== Available data ==

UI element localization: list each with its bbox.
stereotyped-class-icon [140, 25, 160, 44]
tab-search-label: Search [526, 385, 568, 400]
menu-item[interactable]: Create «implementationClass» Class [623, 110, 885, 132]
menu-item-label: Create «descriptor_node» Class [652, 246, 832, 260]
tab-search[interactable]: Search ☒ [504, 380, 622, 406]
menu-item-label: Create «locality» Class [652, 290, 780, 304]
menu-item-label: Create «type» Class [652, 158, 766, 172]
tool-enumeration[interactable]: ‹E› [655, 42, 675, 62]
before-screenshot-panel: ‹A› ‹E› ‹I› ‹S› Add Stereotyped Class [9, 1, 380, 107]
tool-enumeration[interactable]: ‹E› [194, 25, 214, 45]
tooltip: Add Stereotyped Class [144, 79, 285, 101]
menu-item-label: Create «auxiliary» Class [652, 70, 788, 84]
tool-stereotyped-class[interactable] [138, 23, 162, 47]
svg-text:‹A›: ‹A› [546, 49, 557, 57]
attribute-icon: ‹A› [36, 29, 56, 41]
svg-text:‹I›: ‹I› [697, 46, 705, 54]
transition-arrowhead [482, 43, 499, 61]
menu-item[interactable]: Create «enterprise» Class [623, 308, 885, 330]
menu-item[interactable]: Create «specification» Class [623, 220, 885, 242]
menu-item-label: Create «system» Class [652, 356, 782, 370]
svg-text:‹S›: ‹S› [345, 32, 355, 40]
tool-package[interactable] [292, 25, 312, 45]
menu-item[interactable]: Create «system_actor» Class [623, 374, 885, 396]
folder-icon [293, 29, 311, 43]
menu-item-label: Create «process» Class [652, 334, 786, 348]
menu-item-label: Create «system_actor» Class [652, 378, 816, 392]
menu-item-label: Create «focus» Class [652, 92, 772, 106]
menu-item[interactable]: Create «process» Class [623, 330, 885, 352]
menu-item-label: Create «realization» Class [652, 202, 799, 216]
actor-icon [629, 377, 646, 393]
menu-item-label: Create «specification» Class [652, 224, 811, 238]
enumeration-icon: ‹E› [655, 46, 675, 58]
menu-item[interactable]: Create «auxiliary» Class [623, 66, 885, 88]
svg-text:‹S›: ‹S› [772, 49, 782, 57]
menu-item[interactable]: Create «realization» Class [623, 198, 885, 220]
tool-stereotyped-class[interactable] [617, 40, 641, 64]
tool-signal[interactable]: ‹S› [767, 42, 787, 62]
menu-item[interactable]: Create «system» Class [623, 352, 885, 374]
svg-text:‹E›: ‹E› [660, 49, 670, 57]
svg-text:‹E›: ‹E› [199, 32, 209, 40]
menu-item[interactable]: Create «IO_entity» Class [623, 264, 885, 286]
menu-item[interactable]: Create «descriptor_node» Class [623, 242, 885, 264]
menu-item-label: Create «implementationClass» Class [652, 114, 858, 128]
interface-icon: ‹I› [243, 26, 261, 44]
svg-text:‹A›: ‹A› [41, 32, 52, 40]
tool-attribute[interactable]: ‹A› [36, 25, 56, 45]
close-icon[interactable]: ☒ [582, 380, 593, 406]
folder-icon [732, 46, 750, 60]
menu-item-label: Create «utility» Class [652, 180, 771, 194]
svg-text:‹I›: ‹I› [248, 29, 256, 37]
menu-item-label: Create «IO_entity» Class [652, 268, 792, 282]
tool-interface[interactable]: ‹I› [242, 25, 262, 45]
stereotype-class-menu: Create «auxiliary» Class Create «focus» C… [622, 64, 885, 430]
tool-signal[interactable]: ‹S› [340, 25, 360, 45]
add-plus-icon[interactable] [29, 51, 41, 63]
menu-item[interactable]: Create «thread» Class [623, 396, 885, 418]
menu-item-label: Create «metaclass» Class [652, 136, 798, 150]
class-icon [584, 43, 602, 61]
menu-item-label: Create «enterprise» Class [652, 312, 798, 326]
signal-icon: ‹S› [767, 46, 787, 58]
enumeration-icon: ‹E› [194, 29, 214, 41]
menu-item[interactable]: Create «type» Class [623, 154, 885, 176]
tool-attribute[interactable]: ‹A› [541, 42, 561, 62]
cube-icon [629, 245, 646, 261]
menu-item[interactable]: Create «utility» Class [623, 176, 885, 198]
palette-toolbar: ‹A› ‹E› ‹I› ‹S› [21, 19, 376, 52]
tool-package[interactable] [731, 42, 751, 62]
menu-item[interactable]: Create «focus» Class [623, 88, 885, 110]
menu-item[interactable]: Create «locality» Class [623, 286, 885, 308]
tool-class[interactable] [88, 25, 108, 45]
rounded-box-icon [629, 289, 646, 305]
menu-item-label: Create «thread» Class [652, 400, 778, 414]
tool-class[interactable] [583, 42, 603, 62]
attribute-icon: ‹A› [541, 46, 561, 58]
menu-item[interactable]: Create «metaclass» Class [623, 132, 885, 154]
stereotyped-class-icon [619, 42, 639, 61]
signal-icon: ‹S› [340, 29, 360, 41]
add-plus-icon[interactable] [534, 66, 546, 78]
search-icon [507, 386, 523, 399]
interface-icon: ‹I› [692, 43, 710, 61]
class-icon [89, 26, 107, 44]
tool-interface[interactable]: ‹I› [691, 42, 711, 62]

===

#### Written request:
Present every line of the items above as a Markdown table with two columns, Row for the row number and Text for the line, and omit blank lines.

#### Correct output:
| Row | Text |
|---|---|
| 1 | UI element localization: list each with its bbox. |
| 2 | stereotyped-class-icon [140, 25, 160, 44] |
| 3 | tab-search-label: Search [526, 385, 568, 400] |
| 4 | menu-item[interactable]: Create «implementationClass» Class [623, 110, 885, 132] |
| 5 | menu-item-label: Create «descriptor_node» Class [652, 246, 832, 260] |
| 6 | tab-search[interactable]: Search ☒ [504, 380, 622, 406] |
| 7 | menu-item-label: Create «locality» Class [652, 290, 780, 304] |
| 8 | menu-item-label: Create «type» Class [652, 158, 766, 172] |
| 9 | tool-enumeration[interactable]: ‹E› [655, 42, 675, 62] |
| 10 | before-screenshot-panel: ‹A› ‹E› ‹I› ‹S› Add Stereotyped Class [9, 1, 380, 107] |
| 11 | tool-enumeration[interactable]: ‹E› [194, 25, 214, 45] |
| 12 | tooltip: Add Stereotyped Class [144, 79, 285, 101] |
| 13 | menu-item-label: Create «auxiliary» Class [652, 70, 788, 84] |
| 14 | tool-stereotyped-class[interactable] [138, 23, 162, 47] |
| 15 | svg-text:‹A›: ‹A› [546, 49, 557, 57] |
| 16 | attribute-icon: ‹A› [36, 29, 56, 41] |
| 17 | svg-text:‹I›: ‹I› [697, 46, 705, 54] |
| 18 | transition-arrowhead [482, 43, 499, 61] |
| 19 | menu-item[interactable]: Create «enterprise» Class [623, 308, 885, 330] |
| 20 | menu-item[interactable]: Create «specification» Class [623, 220, 885, 242] |
| 21 | menu-item-label: Create «system» Class [652, 356, 782, 370] |
| 22 | svg-text:‹S›: ‹S› [345, 32, 355, 40] |
| 23 | tool-package[interactable] [292, 25, 312, 45] |
| 24 | menu-item[interactable]: Create «system_actor» Class [623, 374, 885, 396] |
| 25 | folder-icon [293, 29, 311, 43] |
| 26 | menu-item-label: Create «process» Class [652, 334, 786, 348] |
| 27 | menu-item-label: Create «system_actor» Class [652, 378, 816, 392] |
| 28 | menu-item-label: Create «focus» Class [652, 92, 772, 106] |
| 29 | menu-item[interactable]: Create «process» Class [623, 330, 885, 352] |
| 30 | menu-item-label: Create «realization» Class [652, 202, 799, 216] |
| 31 | actor-icon [629, 377, 646, 393] |
| 32 | menu-item-label: Create «specification» Class [652, 224, 811, 238] |
| 33 | enumeration-icon: ‹E› [655, 46, 675, 58] |
| 34 | menu-item[interactable]: Create «auxiliary» Class [623, 66, 885, 88] |
| 35 | svg-text:‹S›: ‹S› [772, 49, 782, 57] |
| 36 | menu-item[interactable]: Create «realization» Class [623, 198, 885, 220] |
| 37 | tool-stereotyped-class[interactable] [617, 40, 641, 64] |
| 38 | tool-signal[interactable]: ‹S› [767, 42, 787, 62] |
| 39 | menu-item[interactable]: Create «system» Class [623, 352, 885, 374] |
| 40 | svg-text:‹E›: ‹E› [660, 49, 670, 57] |
| 41 | svg-text:‹E›: ‹E› [199, 32, 209, 40] |
| 42 | menu-item[interactable]: Create «IO_entity» Class [623, 264, 885, 286] |
| 43 | menu-item[interactable]: Create «descriptor_node» Class [623, 242, 885, 264] |
| 44 | menu-item-label: Create «implementationClass» Class [652, 114, 858, 128] |
| 45 | interface-icon: ‹I› [243, 26, 261, 44] |
| 46 | svg-text:‹A›: ‹A› [41, 32, 52, 40] |
| 47 | tool-attribute[interactable]: ‹A› [36, 25, 56, 45] |
| 48 | close-icon[interactable]: ☒ [582, 380, 593, 406] |
| 49 | folder-icon [732, 46, 750, 60] |
| 50 | menu-item-label: Create «utility» Class [652, 180, 771, 194] |
| 51 | svg-text:‹I›: ‹I› [248, 29, 256, 37] |
| 52 | menu-item-label: Create «IO_entity» Class [652, 268, 792, 282] |
| 53 | tool-interface[interactable]: ‹I› [242, 25, 262, 45] |
| 54 | stereotype-class-menu: Create «auxiliary» Class Create «focus» C… [622, 64, 885, 430] |
| 55 | tool-signal[interactable]: ‹S› [340, 25, 360, 45] |
| 56 | add-plus-icon[interactable] [29, 51, 41, 63] |
| 57 | menu-item[interactable]: Create «thread» Class [623, 396, 885, 418] |
| 58 | menu-item-label: Create «metaclass» Class [652, 136, 798, 150] |
| 59 | class-icon [584, 43, 602, 61] |
| 60 | menu-item-label: Create «enterprise» Class [652, 312, 798, 326] |
| 61 | signal-icon: ‹S› [767, 46, 787, 58] |
| 62 | enumeration-icon: ‹E› [194, 29, 214, 41] |
| 63 | menu-item[interactable]: Create «type» Class [623, 154, 885, 176] |
| 64 | tool-attribute[interactable]: ‹A› [541, 42, 561, 62] |
| 65 | cube-icon [629, 245, 646, 261] |
| 66 | menu-item[interactable]: Create «utility» Class [623, 176, 885, 198] |
| 67 | palette-toolbar: ‹A› ‹E› ‹I› ‹S› [21, 19, 376, 52] |
| 68 | tool-package[interactable] [731, 42, 751, 62] |
| 69 | menu-item[interactable]: Create «focus» Class [623, 88, 885, 110] |
| 70 | menu-item[interactable]: Create «locality» Class [623, 286, 885, 308] |
| 71 | tool-class[interactable] [88, 25, 108, 45] |
| 72 | rounded-box-icon [629, 289, 646, 305] |
| 73 | menu-item-label: Create «thread» Class [652, 400, 778, 414] |
| 74 | tool-class[interactable] [583, 42, 603, 62] |
| 75 | attribute-icon: ‹A› [541, 46, 561, 58] |
| 76 | menu-item[interactable]: Create «metaclass» Class [623, 132, 885, 154] |
| 77 | stereotyped-class-icon [619, 42, 639, 61] |
| 78 | signal-icon: ‹S› [340, 29, 360, 41] |
| 79 | add-plus-icon[interactable] [534, 66, 546, 78] |
| 80 | search-icon [507, 386, 523, 399] |
| 81 | interface-icon: ‹I› [692, 43, 710, 61] |
| 82 | class-icon [89, 26, 107, 44] |
| 83 | tool-interface[interactable]: ‹I› [691, 42, 711, 62] |